▶ [WRITTEN PROBLEM] Find each line containing the string "семян". Copy it.

-- Start of SUPPLIED RECORDS --

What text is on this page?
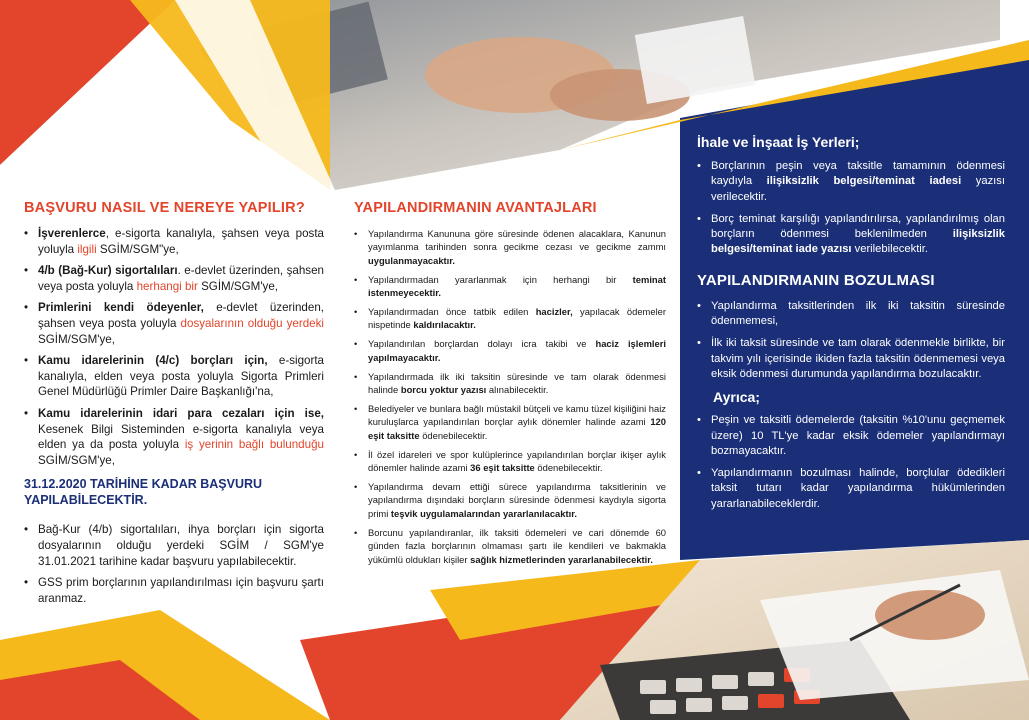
BAŞVURU NASIL VE NEREYE YAPILIR?
• İşverenlerce, e-sigorta kanalıyla, şahsen veya posta yoluyla ilgili SGİM/SGM"ye,
• 4/b (Bağ-Kur) sigortalıları. e-devlet üzerinden, şahsen veya posta yoluyla herhangi bir SGİM/SGM'ye,
• Primlerini kendi ödeyenler, e-devlet üzerinden, şahsen veya posta yoluyla dosyalarının olduğu yerdeki SGİM/SGM'ye,
• Kamu idarelerinin (4/c) borçları için, e-sigorta kanalıyla, elden veya posta yoluyla Sigorta Primleri Genel Müdürlüğü Primler Daire Başkanlığı'na,
• Kamu idarelerinin idari para cezaları için ise, Kesenek Bilgi Sisteminden e-sigorta kanalıyla veya elden ya da posta yoluyla iş yerinin bağlı bulunduğu SGİM/SGM'ye,
31.12.2020 TARİHİNE KADAR BAŞVURU YAPILABİLECEKTİR.
• Bağ-Kur (4/b) sigortalıları, ihya borçları için sigorta dosyalarının olduğu yerdeki SGİM / SGM'ye 31.01.2021 tarihine kadar başvuru yapılabilecektir.
• GSS prim borçlarının yapılandırılması için başvuru şartı aranmaz.
YAPILANDIRMANIN AVANTAJLARI
• Yapılandırma Kanununa göre süresinde ödenen alacaklara, Kanunun yayımlanma tarihinden sonra gecikme cezası ve gecikme zammı uygulanmayacaktır.
• Yapılandırmadan yararlanmak için herhangi bir teminat istenmeyecektir.
• Yapılandırmadan önce tatbik edilen hacizler, yapılacak ödemeler nispetinde kaldırılacaktır.
• Yapılandırılan borçlardan dolayı icra takibi ve haciz işlemleri yapılmayacaktır.
• Yapılandırmada ilk iki taksitin süresinde ve tam olarak ödenmesi halinde borcu yoktur yazısı alınabilecektir.
• Belediyeler ve bunlara bağlı müstakil bütçeli ve kamu tüzel kişiliğini haiz kuruluşlarca yapılandırılan borçlar aylık dönemler halinde azami 120 eşit taksitte ödenebilecektir.
• İl özel idareleri ve spor kulüplerince yapılandırılan borçlar ikişer aylık dönemler halinde azami 36 eşit taksitte ödenebilecektir.
• Yapılandırma devam ettiği sürece yapılandırma taksitlerinin ve yapılandırma dışındaki borçların süresinde ödenmesi kaydıyla sigorta primi teşvik uygulamalarından yararlanılacaktır.
• Borcunu yapılandıranlar, ilk taksiti ödemeleri ve cari dönemde 60 günden fazla borçlarının olmaması şartı ile kendileri ve bakmakla yükümlü oldukları kişiler sağlık hizmetlerinden yararlanabilecektir.
İhale ve İnşaat İş Yerleri;
• Borçlarının peşin veya taksitle tamamının ödenmesi kaydıyla ilişiksizlik belgesi/teminat iadesi yazısı verilecektir.
• Borç teminat karşılığı yapılandırılırsa, yapılandırılmış olan borçların ödenmesi beklenilmeden ilişiksizlik belgesi/teminat iade yazısı verilebilecektir.
YAPILANDIRMANIN BOZULMASI
• Yapılandırma taksitlerinden ilk iki taksitin süresinde ödenmemesi,
• İlk iki taksit süresinde ve tam olarak ödenmekle birlikte, bir takvim yılı içerisinde ikiden fazla taksitin ödenmemesi veya eksik ödenmesi durumunda yapılandırma bozulacaktır.
Ayrıca;
• Peşin ve taksitli ödemelerde (taksitin %10'unu geçmemek üzere) 10 TL'ye kadar eksik ödemeler yapılandırmayı bozmayacaktır.
• Yapılandırmanın bozulması halinde, borçlular ödedikleri taksit tutarı kadar yapılandırma hükümlerinden yararlanabileceklerdir.
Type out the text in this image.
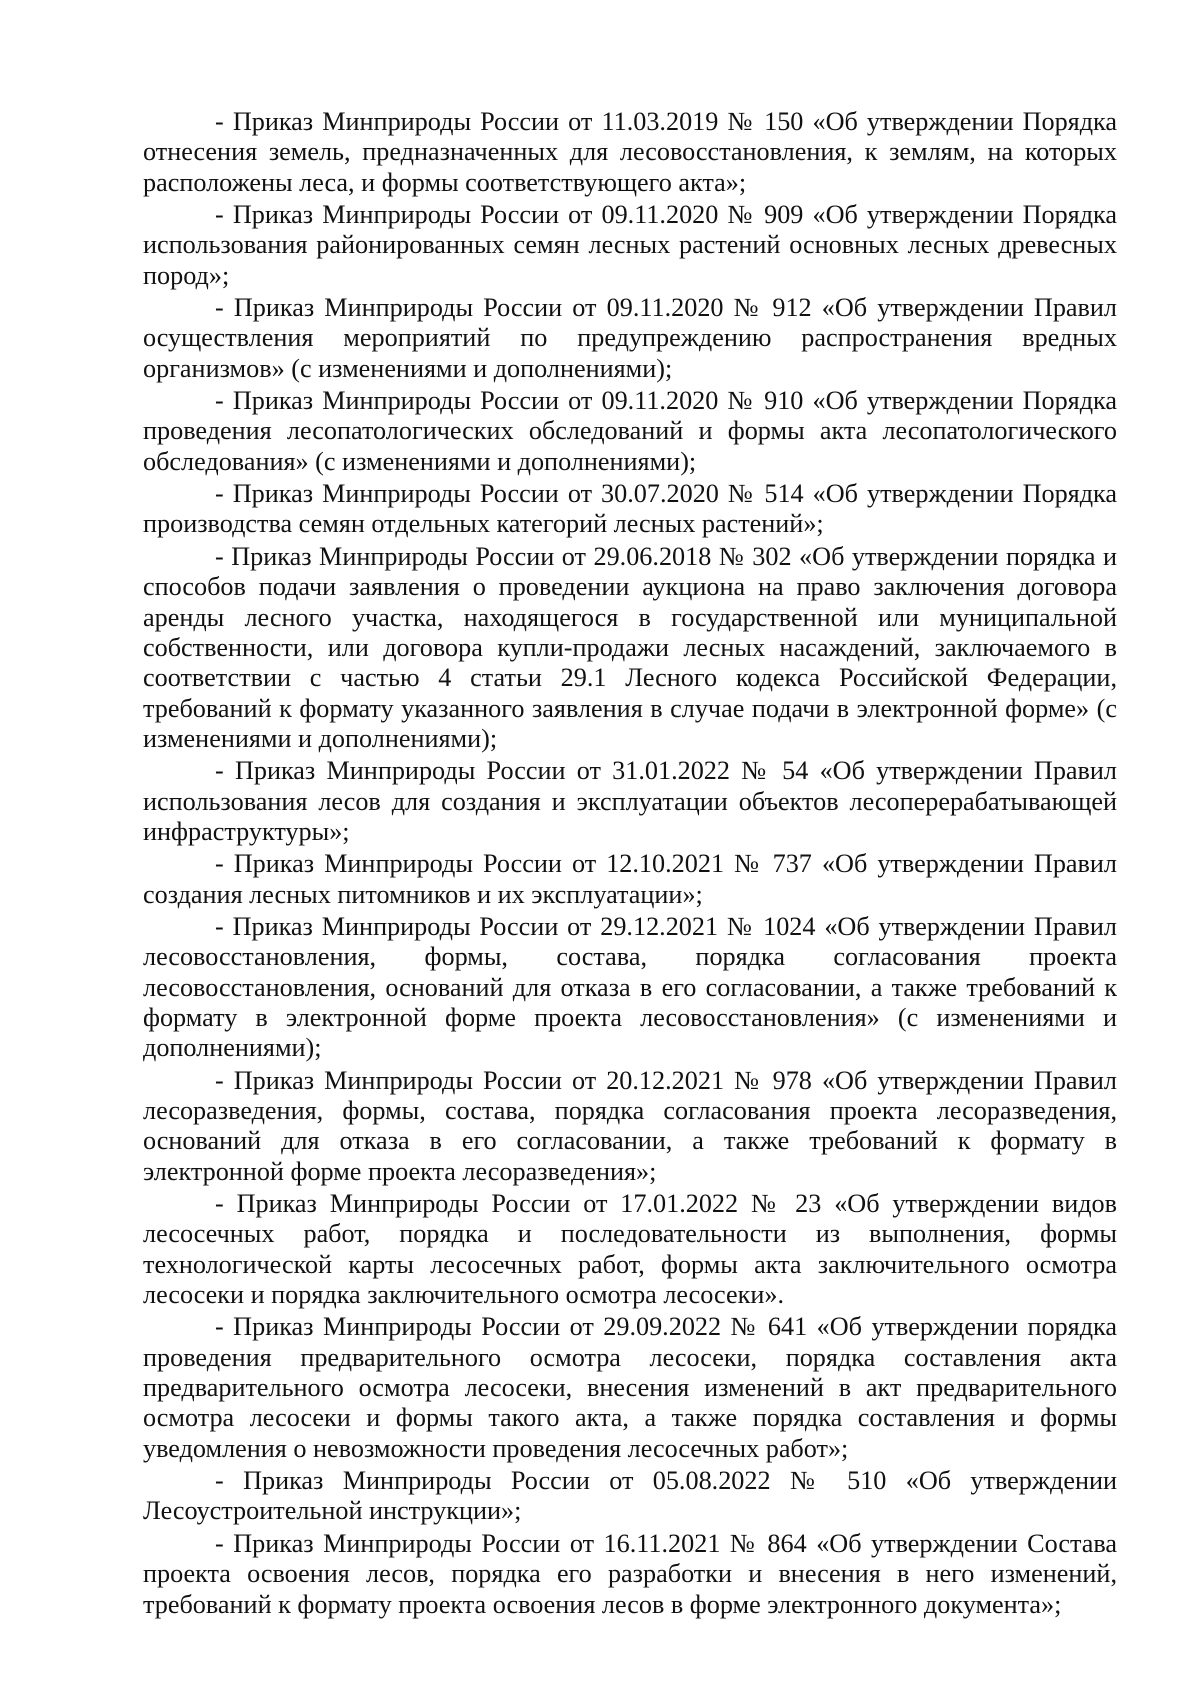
- Приказ Минприроды России от 11.03.2019 № 150 «Об утверждении Порядка отнесения земель, предназначенных для лесовосстановления, к землям, на которых расположены леса, и формы соответствующего акта»;

- Приказ Минприроды России от 09.11.2020 № 909 «Об утверждении Порядка использования районированных семян лесных растений основных лесных древесных пород»;

- Приказ Минприроды России от 09.11.2020 № 912 «Об утверждении Правил осуществления мероприятий по предупреждению распространения вредных организмов» (с изменениями и дополнениями);

- Приказ Минприроды России от 09.11.2020 № 910 «Об утверждении Порядка проведения лесопатологических обследований и формы акта лесопатологического обследования» (с изменениями и дополнениями);

- Приказ Минприроды России от 30.07.2020 № 514 «Об утверждении Порядка производства семян отдельных категорий лесных растений»;

- Приказ Минприроды России от 29.06.2018 № 302 «Об утверждении порядка и способов подачи заявления о проведении аукциона на право заключения договора аренды лесного участка, находящегося в государственной или муниципальной собственности, или договора купли-продажи лесных насаждений, заключаемого в соответствии с частью 4 статьи 29.1 Лесного кодекса Российской Федерации, требований к формату указанного заявления в случае подачи в электронной форме» (с изменениями и дополнениями);

- Приказ Минприроды России от 31.01.2022 № 54 «Об утверждении Правил использования лесов для создания и эксплуатации объектов лесоперерабатывающей инфраструктуры»;

- Приказ Минприроды России от 12.10.2021 № 737 «Об утверждении Правил создания лесных питомников и их эксплуатации»;

- Приказ Минприроды России от 29.12.2021 № 1024 «Об утверждении Правил лесовосстановления, формы, состава, порядка согласования проекта лесовосстановления, оснований для отказа в его согласовании, а также требований к формату в электронной форме проекта лесовосстановления» (с изменениями и дополнениями);

- Приказ Минприроды России от 20.12.2021 № 978 «Об утверждении Правил лесоразведения, формы, состава, порядка согласования проекта лесоразведения, оснований для отказа в его согласовании, а также требований к формату в электронной форме проекта лесоразведения»;

- Приказ Минприроды России от 17.01.2022 № 23 «Об утверждении видов лесосечных работ, порядка и последовательности из выполнения, формы технологической карты лесосечных работ, формы акта заключительного осмотра лесосеки и порядка заключительного осмотра лесосеки».

- Приказ Минприроды России от 29.09.2022 № 641 «Об утверждении порядка проведения предварительного осмотра лесосеки, порядка составления акта предварительного осмотра лесосеки, внесения изменений в акт предварительного осмотра лесосеки и формы такого акта, а также порядка составления и формы уведомления о невозможности проведения лесосечных работ»;

- Приказ Минприроды России от 05.08.2022 № 510 «Об утверждении Лесоустроительной инструкции»;

- Приказ Минприроды России от 16.11.2021 № 864 «Об утверждении Состава проекта освоения лесов, порядка его разработки и внесения в него изменений, требований к формату проекта освоения лесов в форме электронного документа»;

-- End of SUPPLIED RECORDS --

▶ [RESULT OF THIS EXERCISE]
- Приказ Минприроды России от 09.11.2020 № 909 «Об утверждении Порядка использования районированных семян лесных растений основных лесных древесных пород»;
- Приказ Минприроды России от 30.07.2020 № 514 «Об утверждении Порядка производства семян отдельных категорий лесных растений»;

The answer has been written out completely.